INSTRUCTIONS FOR THE TASK. Spot every line with the word "title" and return it.

INFORMATION PROVIDED.
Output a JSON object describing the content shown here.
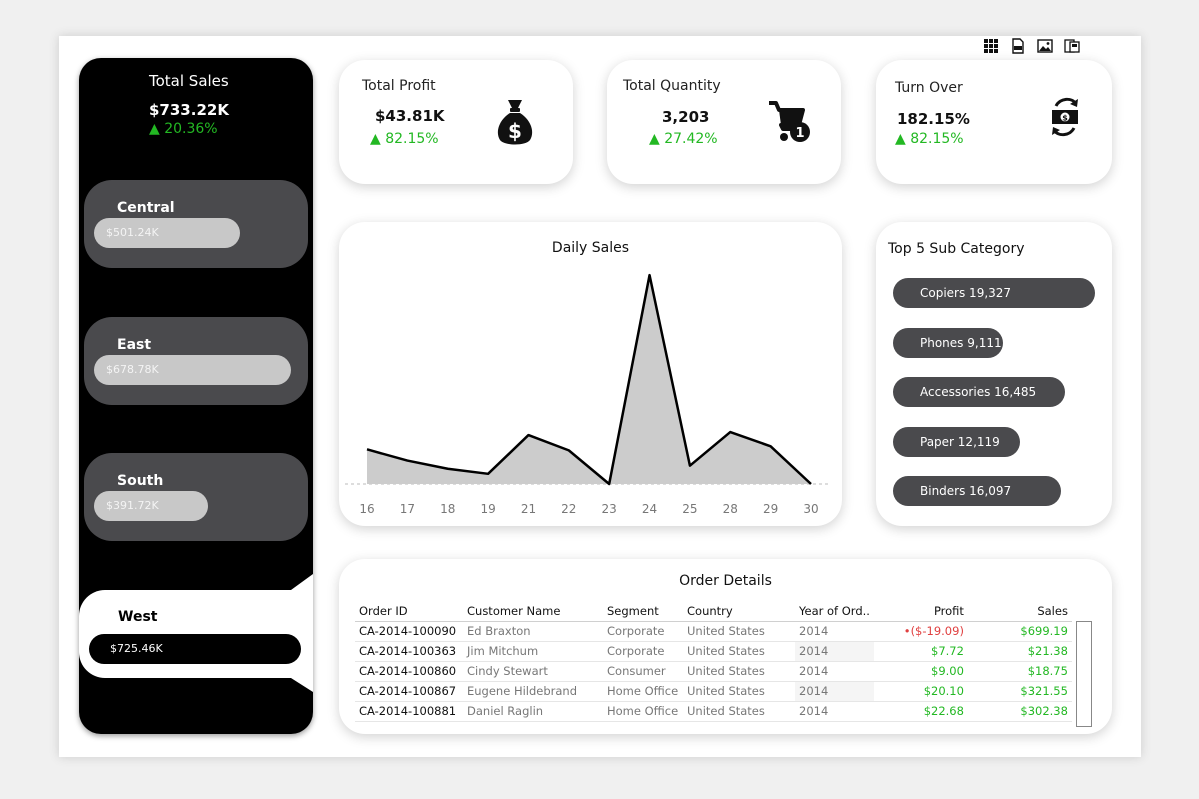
{
  "toolbar": {
    "items": [
      {
        "name": "grid-icon"
      },
      {
        "name": "pdf-icon"
      },
      {
        "name": "image-icon"
      },
      {
        "name": "ppt-icon"
      }
    ]
  },
  "summary": {
    "label": "Total Sales",
    "value": "$733.22K",
    "change": "▲ 20.36%"
  },
  "regions": [
    {
      "name": "Central",
      "value": "$501.24K",
      "fill": 0.69
    },
    {
      "name": "East",
      "value": "$678.78K",
      "fill": 0.93
    },
    {
      "name": "South",
      "value": "$391.72K",
      "fill": 0.54
    }
  ],
  "region_selected": {
    "name": "West",
    "value": "$725.46K",
    "fill": 1.0
  },
  "kpis": [
    {
      "label": "Total Profit",
      "value": "$43.81K",
      "change": "▲ 82.15%",
      "icon": "money-bag-icon"
    },
    {
      "label": "Total Quantity",
      "value": "3,203",
      "change": "▲ 27.42%",
      "icon": "cart-icon"
    },
    {
      "label": "Turn Over",
      "value": "182.15%",
      "change": "▲ 82.15%",
      "icon": "cash-exchange-icon"
    }
  ],
  "chart_data": {
    "type": "area",
    "title": "Daily Sales",
    "xlabel": "",
    "ylabel": "",
    "x": [
      16,
      17,
      18,
      19,
      21,
      22,
      23,
      24,
      25,
      28,
      29,
      30
    ],
    "values": [
      34,
      23,
      15,
      10,
      48,
      33,
      0,
      205,
      18,
      51,
      37,
      0
    ],
    "ylim": [
      0,
      210
    ],
    "grid": false
  },
  "subcategory": {
    "title": "Top 5 Sub Category",
    "items": [
      {
        "label": "Copiers 19,327",
        "value": 19327
      },
      {
        "label": "Phones 9,111",
        "value": 9111
      },
      {
        "label": "Accessories 16,485",
        "value": 16485
      },
      {
        "label": "Paper 12,119",
        "value": 12119
      },
      {
        "label": "Binders 16,097",
        "value": 16097
      }
    ]
  },
  "orders": {
    "title": "Order Details",
    "columns": [
      "Order ID",
      "Customer Name",
      "Segment",
      "Country",
      "Year of Ord..",
      "Profit",
      "Sales"
    ],
    "rows": [
      [
        "CA-2014-100090",
        "Ed Braxton",
        "Corporate",
        "United States",
        "2014",
        "•($-19.09)",
        "$699.19"
      ],
      [
        "CA-2014-100363",
        "Jim Mitchum",
        "Corporate",
        "United States",
        "2014",
        "$7.72",
        "$21.38"
      ],
      [
        "CA-2014-100860",
        "Cindy Stewart",
        "Consumer",
        "United States",
        "2014",
        "$9.00",
        "$18.75"
      ],
      [
        "CA-2014-100867",
        "Eugene Hildebrand",
        "Home Office",
        "United States",
        "2014",
        "$20.10",
        "$321.55"
      ],
      [
        "CA-2014-100881",
        "Daniel Raglin",
        "Home Office",
        "United States",
        "2014",
        "$22.68",
        "$302.38"
      ]
    ]
  },
  "colors": {
    "positive": "#23b823",
    "negative": "#e04040",
    "pill": "#4a4a4d",
    "area_fill": "#cccccc"
  }
}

SOLUTION TO THE PROBLEM.
    "title": "Daily Sales",
    "title": "Top 5 Sub Category",
    "title": "Order Details",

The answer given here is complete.